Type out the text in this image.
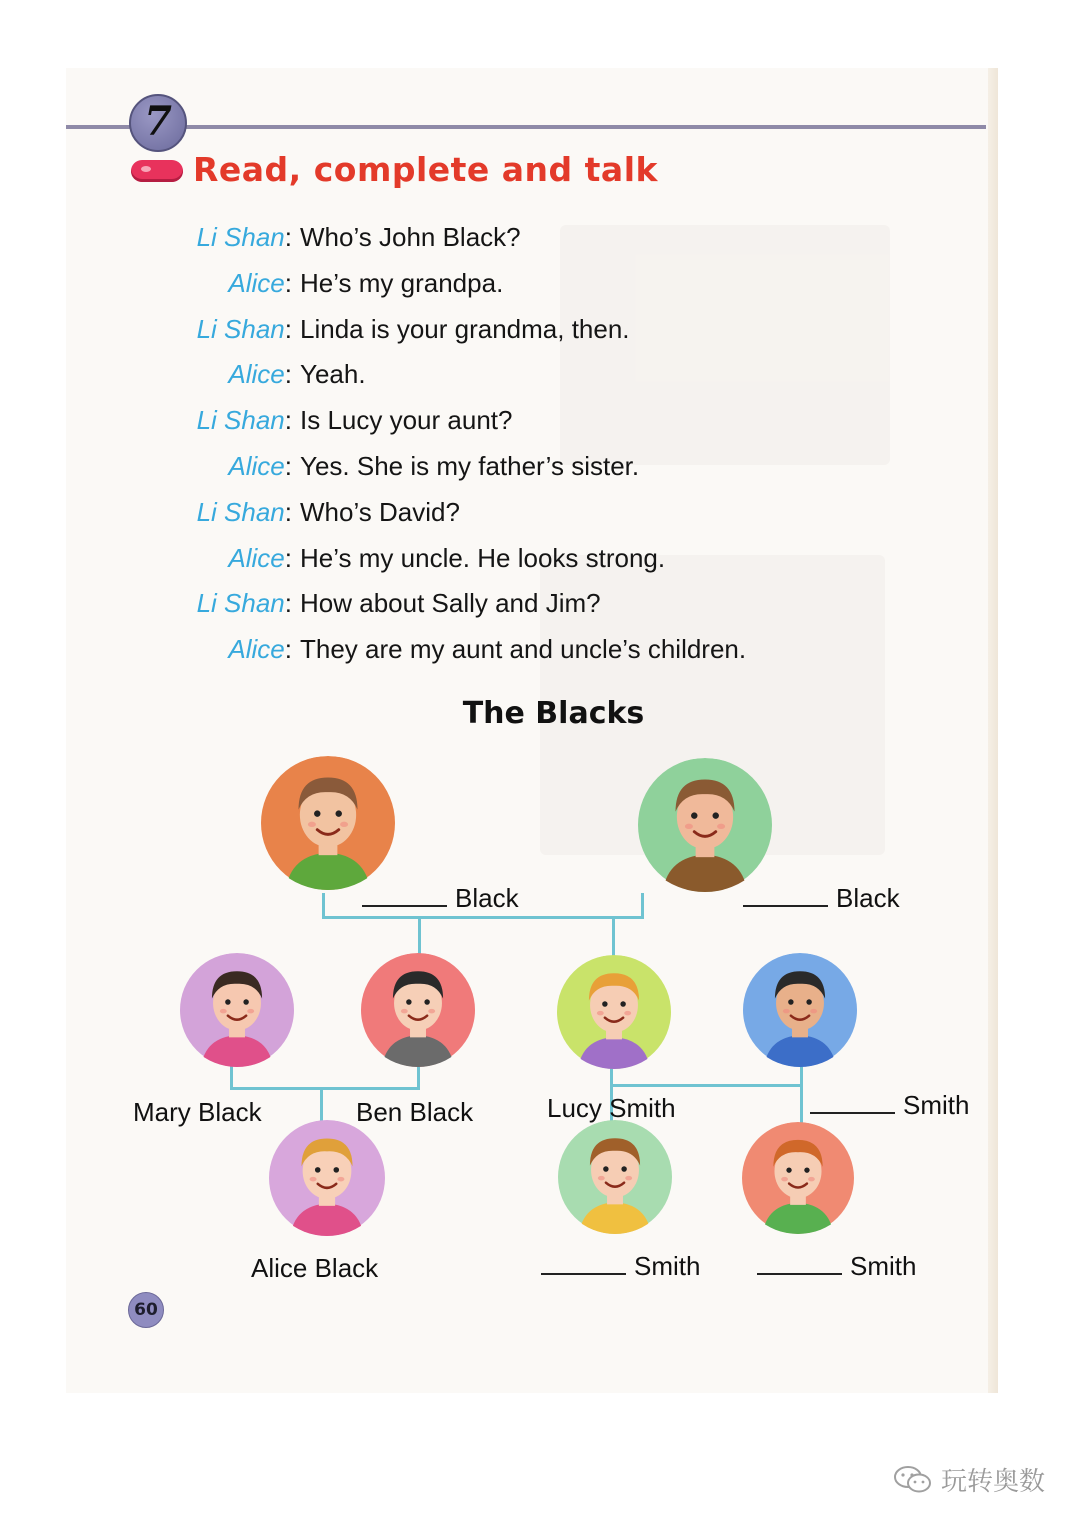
7
Read, complete and talk
Li Shan: Who’s John Black?
Alice: He’s my grandpa.
Li Shan: Linda is your grandma, then.
Alice: Yeah.
Li Shan: Is Lucy your aunt?
Alice: Yes. She is my father’s sister.
Li Shan: Who’s David?
Alice: He’s my uncle. He looks strong.
Li Shan: How about Sally and Jim?
Alice: They are my aunt and uncle’s children.
The Blacks
Black	Black
Mary Black	Ben Black	Lucy Smith	Smith
Alice Black	Smith	Smith
60
玩转奥数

**What the task requires:**
All records should be output exactly, with the pictures left out.

**Solved exercise:**
Type out the text in this image.
7
Read, complete and talk
Li Shan: Who’s John Black?
Alice: He’s my grandpa.
Li Shan: Linda is your grandma, then.
Alice: Yeah.
Li Shan: Is Lucy your aunt?
Alice: Yes. She is my father’s sister.
Li Shan: Who’s David?
Alice: He’s my uncle. He looks strong.
Li Shan: How about Sally and Jim?
Alice: They are my aunt and uncle’s children.
The Blacks
Black	Black
Mary Black	Ben Black	Lucy Smith	Smith
Alice Black	Smith	Smith
60
玩转奥数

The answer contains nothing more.